WORK TO BE COMPLETED — The records should be written out in full, with nothing altered.

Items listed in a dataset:
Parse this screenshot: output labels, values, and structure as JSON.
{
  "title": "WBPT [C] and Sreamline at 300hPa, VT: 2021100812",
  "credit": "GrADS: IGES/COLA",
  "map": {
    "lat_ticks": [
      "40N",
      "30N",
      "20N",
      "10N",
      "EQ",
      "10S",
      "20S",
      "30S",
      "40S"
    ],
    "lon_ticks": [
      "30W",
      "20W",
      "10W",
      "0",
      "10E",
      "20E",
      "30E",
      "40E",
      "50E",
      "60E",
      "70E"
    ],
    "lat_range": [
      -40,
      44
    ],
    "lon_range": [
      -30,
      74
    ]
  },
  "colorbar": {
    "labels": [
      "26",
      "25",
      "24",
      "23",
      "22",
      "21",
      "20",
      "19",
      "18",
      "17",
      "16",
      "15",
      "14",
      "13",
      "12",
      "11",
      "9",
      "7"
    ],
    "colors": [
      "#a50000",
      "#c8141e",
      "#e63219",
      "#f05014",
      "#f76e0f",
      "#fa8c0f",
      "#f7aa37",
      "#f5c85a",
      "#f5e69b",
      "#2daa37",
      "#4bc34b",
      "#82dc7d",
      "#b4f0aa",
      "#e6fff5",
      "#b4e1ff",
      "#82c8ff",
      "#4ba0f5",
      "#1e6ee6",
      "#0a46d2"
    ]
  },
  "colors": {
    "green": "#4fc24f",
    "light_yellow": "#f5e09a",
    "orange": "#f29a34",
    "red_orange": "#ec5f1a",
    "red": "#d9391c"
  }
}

OUTPUT FOR THIS EXERCISE —
Parse this screenshot: output labels, values, and structure as JSON.
{
  "title": "WBPT [C] and Sreamline at 300hPa, VT: 2021100812",
  "credit": "GrADS: IGES/COLA",
  "map": {
    "lat_ticks": [
      "40N",
      "30N",
      "20N",
      "10N",
      "EQ",
      "10S",
      "20S",
      "30S",
      "40S"
    ],
    "lon_ticks": [
      "30W",
      "20W",
      "10W",
      "0",
      "10E",
      "20E",
      "30E",
      "40E",
      "50E",
      "60E",
      "70E"
    ],
    "lat_range": [
      -40,
      44
    ],
    "lon_range": [
      -30,
      74
    ]
  },
  "colorbar": {
    "labels": [
      "26",
      "25",
      "24",
      "23",
      "22",
      "21",
      "20",
      "19",
      "18",
      "17",
      "16",
      "15",
      "14",
      "13",
      "12",
      "11",
      "9",
      "7"
    ],
    "colors": [
      "#a50000",
      "#c8141e",
      "#e63219",
      "#f05014",
      "#f76e0f",
      "#fa8c0f",
      "#f7aa37",
      "#f5c85a",
      "#f5e69b",
      "#2daa37",
      "#4bc34b",
      "#82dc7d",
      "#b4f0aa",
      "#e6fff5",
      "#b4e1ff",
      "#82c8ff",
      "#4ba0f5",
      "#1e6ee6",
      "#0a46d2"
    ]
  },
  "colors": {
    "green": "#4fc24f",
    "light_yellow": "#f5e09a",
    "orange": "#f29a34",
    "red_orange": "#ec5f1a",
    "red": "#d9391c"
  }
}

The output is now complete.